AIM OF THE EXERCISE
Output the material beneath exactly, leaving nothing out.

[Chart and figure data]
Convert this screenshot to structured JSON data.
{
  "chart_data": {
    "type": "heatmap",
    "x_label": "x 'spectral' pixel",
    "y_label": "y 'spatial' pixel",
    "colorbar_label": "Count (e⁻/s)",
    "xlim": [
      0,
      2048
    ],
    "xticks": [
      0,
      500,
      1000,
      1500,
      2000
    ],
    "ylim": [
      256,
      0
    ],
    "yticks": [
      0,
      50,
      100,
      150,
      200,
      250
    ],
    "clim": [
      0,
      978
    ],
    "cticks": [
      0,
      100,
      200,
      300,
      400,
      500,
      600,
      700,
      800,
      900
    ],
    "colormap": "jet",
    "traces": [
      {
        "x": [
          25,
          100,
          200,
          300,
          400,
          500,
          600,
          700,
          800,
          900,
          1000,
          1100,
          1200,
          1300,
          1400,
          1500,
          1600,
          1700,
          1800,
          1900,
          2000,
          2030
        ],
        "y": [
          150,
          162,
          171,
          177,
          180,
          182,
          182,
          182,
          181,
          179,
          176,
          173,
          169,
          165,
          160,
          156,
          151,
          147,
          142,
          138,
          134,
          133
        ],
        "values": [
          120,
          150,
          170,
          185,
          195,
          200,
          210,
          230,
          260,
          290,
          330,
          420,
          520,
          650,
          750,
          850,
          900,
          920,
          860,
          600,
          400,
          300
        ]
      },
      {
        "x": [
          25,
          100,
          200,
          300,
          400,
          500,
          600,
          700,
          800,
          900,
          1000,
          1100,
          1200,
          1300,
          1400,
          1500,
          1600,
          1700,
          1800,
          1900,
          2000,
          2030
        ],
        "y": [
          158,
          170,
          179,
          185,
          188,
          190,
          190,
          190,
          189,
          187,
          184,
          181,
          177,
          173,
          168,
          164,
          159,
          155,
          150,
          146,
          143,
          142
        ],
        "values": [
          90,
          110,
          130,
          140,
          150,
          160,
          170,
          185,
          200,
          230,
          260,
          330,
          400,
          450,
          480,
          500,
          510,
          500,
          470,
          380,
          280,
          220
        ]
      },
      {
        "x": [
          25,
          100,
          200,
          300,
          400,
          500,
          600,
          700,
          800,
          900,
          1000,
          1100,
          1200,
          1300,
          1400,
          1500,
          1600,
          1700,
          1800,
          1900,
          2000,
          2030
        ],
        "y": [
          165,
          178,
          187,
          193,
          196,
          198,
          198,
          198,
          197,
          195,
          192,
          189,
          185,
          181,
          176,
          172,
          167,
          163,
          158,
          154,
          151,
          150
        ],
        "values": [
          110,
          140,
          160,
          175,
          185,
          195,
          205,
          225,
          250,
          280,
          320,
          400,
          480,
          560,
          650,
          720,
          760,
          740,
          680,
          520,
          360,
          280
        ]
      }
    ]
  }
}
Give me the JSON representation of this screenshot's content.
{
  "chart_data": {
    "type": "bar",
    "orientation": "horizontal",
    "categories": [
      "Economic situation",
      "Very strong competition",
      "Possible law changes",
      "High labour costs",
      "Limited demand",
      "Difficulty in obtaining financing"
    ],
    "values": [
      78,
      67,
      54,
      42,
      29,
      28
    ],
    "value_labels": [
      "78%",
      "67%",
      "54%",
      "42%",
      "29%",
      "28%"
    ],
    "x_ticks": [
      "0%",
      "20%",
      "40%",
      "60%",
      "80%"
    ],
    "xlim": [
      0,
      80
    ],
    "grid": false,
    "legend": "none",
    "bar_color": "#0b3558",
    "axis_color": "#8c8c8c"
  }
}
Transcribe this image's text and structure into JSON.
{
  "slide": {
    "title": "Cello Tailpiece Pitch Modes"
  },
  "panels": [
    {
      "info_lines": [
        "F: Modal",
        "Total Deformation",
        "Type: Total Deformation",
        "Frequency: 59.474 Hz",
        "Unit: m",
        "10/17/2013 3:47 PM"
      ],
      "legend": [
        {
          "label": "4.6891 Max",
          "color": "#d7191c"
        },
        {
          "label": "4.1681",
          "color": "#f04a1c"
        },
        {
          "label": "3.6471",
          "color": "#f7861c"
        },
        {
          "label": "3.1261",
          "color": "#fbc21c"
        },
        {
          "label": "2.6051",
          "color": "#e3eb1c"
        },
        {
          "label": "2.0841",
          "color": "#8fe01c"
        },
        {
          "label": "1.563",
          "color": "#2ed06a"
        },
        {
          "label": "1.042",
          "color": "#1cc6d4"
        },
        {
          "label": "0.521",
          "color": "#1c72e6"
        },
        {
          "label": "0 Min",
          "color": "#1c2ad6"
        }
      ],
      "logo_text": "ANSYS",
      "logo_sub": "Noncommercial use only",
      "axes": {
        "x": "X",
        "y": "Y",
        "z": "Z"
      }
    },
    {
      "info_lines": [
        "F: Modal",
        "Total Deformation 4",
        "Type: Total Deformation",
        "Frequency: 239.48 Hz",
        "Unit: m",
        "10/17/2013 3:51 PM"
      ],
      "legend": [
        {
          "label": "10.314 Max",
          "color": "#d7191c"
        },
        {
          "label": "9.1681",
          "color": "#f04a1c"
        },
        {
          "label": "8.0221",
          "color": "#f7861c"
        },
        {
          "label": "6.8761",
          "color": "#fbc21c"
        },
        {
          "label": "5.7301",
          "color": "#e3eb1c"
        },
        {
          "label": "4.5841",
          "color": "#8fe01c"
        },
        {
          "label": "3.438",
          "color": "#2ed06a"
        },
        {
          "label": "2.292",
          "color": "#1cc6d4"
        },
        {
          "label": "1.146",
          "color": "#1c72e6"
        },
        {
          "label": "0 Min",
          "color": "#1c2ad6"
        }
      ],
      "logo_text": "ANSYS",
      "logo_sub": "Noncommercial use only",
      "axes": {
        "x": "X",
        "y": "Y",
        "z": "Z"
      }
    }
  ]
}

COMPLETE OUTPUT
Convert this screenshot to structured JSON data.
{
  "chart_data": {
    "type": "heatmap",
    "x_label": "x 'spectral' pixel",
    "y_label": "y 'spatial' pixel",
    "colorbar_label": "Count (e⁻/s)",
    "xlim": [
      0,
      2048
    ],
    "xticks": [
      0,
      500,
      1000,
      1500,
      2000
    ],
    "ylim": [
      256,
      0
    ],
    "yticks": [
      0,
      50,
      100,
      150,
      200,
      250
    ],
    "clim": [
      0,
      978
    ],
    "cticks": [
      0,
      100,
      200,
      300,
      400,
      500,
      600,
      700,
      800,
      900
    ],
    "colormap": "jet",
    "traces": [
      {
        "x": [
          25,
          100,
          200,
          300,
          400,
          500,
          600,
          700,
          800,
          900,
          1000,
          1100,
          1200,
          1300,
          1400,
          1500,
          1600,
          1700,
          1800,
          1900,
          2000,
          2030
        ],
        "y": [
          150,
          162,
          171,
          177,
          180,
          182,
          182,
          182,
          181,
          179,
          176,
          173,
          169,
          165,
          160,
          156,
          151,
          147,
          142,
          138,
          134,
          133
        ],
        "values": [
          120,
          150,
          170,
          185,
          195,
          200,
          210,
          230,
          260,
          290,
          330,
          420,
          520,
          650,
          750,
          850,
          900,
          920,
          860,
          600,
          400,
          300
        ]
      },
      {
        "x": [
          25,
          100,
          200,
          300,
          400,
          500,
          600,
          700,
          800,
          900,
          1000,
          1100,
          1200,
          1300,
          1400,
          1500,
          1600,
          1700,
          1800,
          1900,
          2000,
          2030
        ],
        "y": [
          158,
          170,
          179,
          185,
          188,
          190,
          190,
          190,
          189,
          187,
          184,
          181,
          177,
          173,
          168,
          164,
          159,
          155,
          150,
          146,
          143,
          142
        ],
        "values": [
          90,
          110,
          130,
          140,
          150,
          160,
          170,
          185,
          200,
          230,
          260,
          330,
          400,
          450,
          480,
          500,
          510,
          500,
          470,
          380,
          280,
          220
        ]
      },
      {
        "x": [
          25,
          100,
          200,
          300,
          400,
          500,
          600,
          700,
          800,
          900,
          1000,
          1100,
          1200,
          1300,
          1400,
          1500,
          1600,
          1700,
          1800,
          1900,
          2000,
          2030
        ],
        "y": [
          165,
          178,
          187,
          193,
          196,
          198,
          198,
          198,
          197,
          195,
          192,
          189,
          185,
          181,
          176,
          172,
          167,
          163,
          158,
          154,
          151,
          150
        ],
        "values": [
          110,
          140,
          160,
          175,
          185,
          195,
          205,
          225,
          250,
          280,
          320,
          400,
          480,
          560,
          650,
          720,
          760,
          740,
          680,
          520,
          360,
          280
        ]
      }
    ]
  }
}
Give me the JSON representation of this screenshot's content.
{
  "chart_data": {
    "type": "bar",
    "orientation": "horizontal",
    "categories": [
      "Economic situation",
      "Very strong competition",
      "Possible law changes",
      "High labour costs",
      "Limited demand",
      "Difficulty in obtaining financing"
    ],
    "values": [
      78,
      67,
      54,
      42,
      29,
      28
    ],
    "value_labels": [
      "78%",
      "67%",
      "54%",
      "42%",
      "29%",
      "28%"
    ],
    "x_ticks": [
      "0%",
      "20%",
      "40%",
      "60%",
      "80%"
    ],
    "xlim": [
      0,
      80
    ],
    "grid": false,
    "legend": "none",
    "bar_color": "#0b3558",
    "axis_color": "#8c8c8c"
  }
}
Transcribe this image's text and structure into JSON.
{
  "slide": {
    "title": "Cello Tailpiece Pitch Modes"
  },
  "panels": [
    {
      "info_lines": [
        "F: Modal",
        "Total Deformation",
        "Type: Total Deformation",
        "Frequency: 59.474 Hz",
        "Unit: m",
        "10/17/2013 3:47 PM"
      ],
      "legend": [
        {
          "label": "4.6891 Max",
          "color": "#d7191c"
        },
        {
          "label": "4.1681",
          "color": "#f04a1c"
        },
        {
          "label": "3.6471",
          "color": "#f7861c"
        },
        {
          "label": "3.1261",
          "color": "#fbc21c"
        },
        {
          "label": "2.6051",
          "color": "#e3eb1c"
        },
        {
          "label": "2.0841",
          "color": "#8fe01c"
        },
        {
          "label": "1.563",
          "color": "#2ed06a"
        },
        {
          "label": "1.042",
          "color": "#1cc6d4"
        },
        {
          "label": "0.521",
          "color": "#1c72e6"
        },
        {
          "label": "0 Min",
          "color": "#1c2ad6"
        }
      ],
      "logo_text": "ANSYS",
      "logo_sub": "Noncommercial use only",
      "axes": {
        "x": "X",
        "y": "Y",
        "z": "Z"
      }
    },
    {
      "info_lines": [
        "F: Modal",
        "Total Deformation 4",
        "Type: Total Deformation",
        "Frequency: 239.48 Hz",
        "Unit: m",
        "10/17/2013 3:51 PM"
      ],
      "legend": [
        {
          "label": "10.314 Max",
          "color": "#d7191c"
        },
        {
          "label": "9.1681",
          "color": "#f04a1c"
        },
        {
          "label": "8.0221",
          "color": "#f7861c"
        },
        {
          "label": "6.8761",
          "color": "#fbc21c"
        },
        {
          "label": "5.7301",
          "color": "#e3eb1c"
        },
        {
          "label": "4.5841",
          "color": "#8fe01c"
        },
        {
          "label": "3.438",
          "color": "#2ed06a"
        },
        {
          "label": "2.292",
          "color": "#1cc6d4"
        },
        {
          "label": "1.146",
          "color": "#1c72e6"
        },
        {
          "label": "0 Min",
          "color": "#1c2ad6"
        }
      ],
      "logo_text": "ANSYS",
      "logo_sub": "Noncommercial use only",
      "axes": {
        "x": "X",
        "y": "Y",
        "z": "Z"
      }
    }
  ]
}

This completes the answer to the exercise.